** GIVEN INFORMATION **
--- begin ---

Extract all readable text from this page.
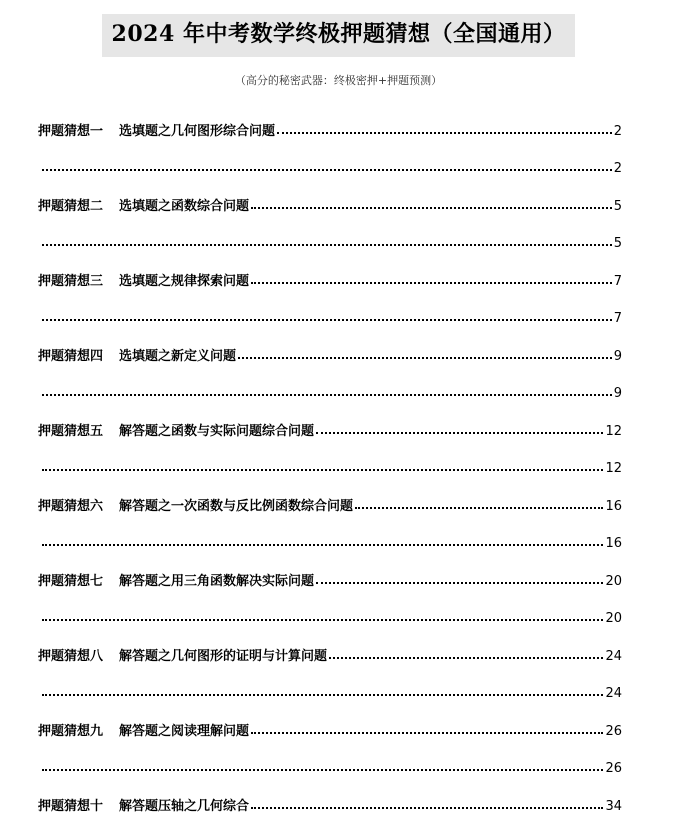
2024 年中考数学终极押题猜想（全国通用）
（高分的秘密武器：终极密押+押题预测）
押题猜想一 选填题之几何图形综合问题	2
2
押题猜想二 选填题之函数综合问题	5
5
押题猜想三 选填题之规律探索问题	7
7
押题猜想四 选填题之新定义问题	9
9
押题猜想五 解答题之函数与实际问题综合问题	12
12
押题猜想六 解答题之一次函数与反比例函数综合问题	16
16
押题猜想七 解答题之用三角函数解决实际问题	20
20
押题猜想八 解答题之几何图形的证明与计算问题	24
24
押题猜想九 解答题之阅读理解问题	26
26
押题猜想十 解答题压轴之几何综合	34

--- end ---

** GIVEN PROBLEM **
Except for the pictures, copy every line of the records above exactly.

** IN RESPONSE **
Extract all readable text from this page.
2024 年中考数学终极押题猜想（全国通用）
（高分的秘密武器：终极密押+押题预测）
押题猜想一 选填题之几何图形综合问题	2
2
押题猜想二 选填题之函数综合问题	5
5
押题猜想三 选填题之规律探索问题	7
7
押题猜想四 选填题之新定义问题	9
9
押题猜想五 解答题之函数与实际问题综合问题	12
12
押题猜想六 解答题之一次函数与反比例函数综合问题	16
16
押题猜想七 解答题之用三角函数解决实际问题	20
20
押题猜想八 解答题之几何图形的证明与计算问题	24
24
押题猜想九 解答题之阅读理解问题	26
26
押题猜想十 解答题压轴之几何综合	34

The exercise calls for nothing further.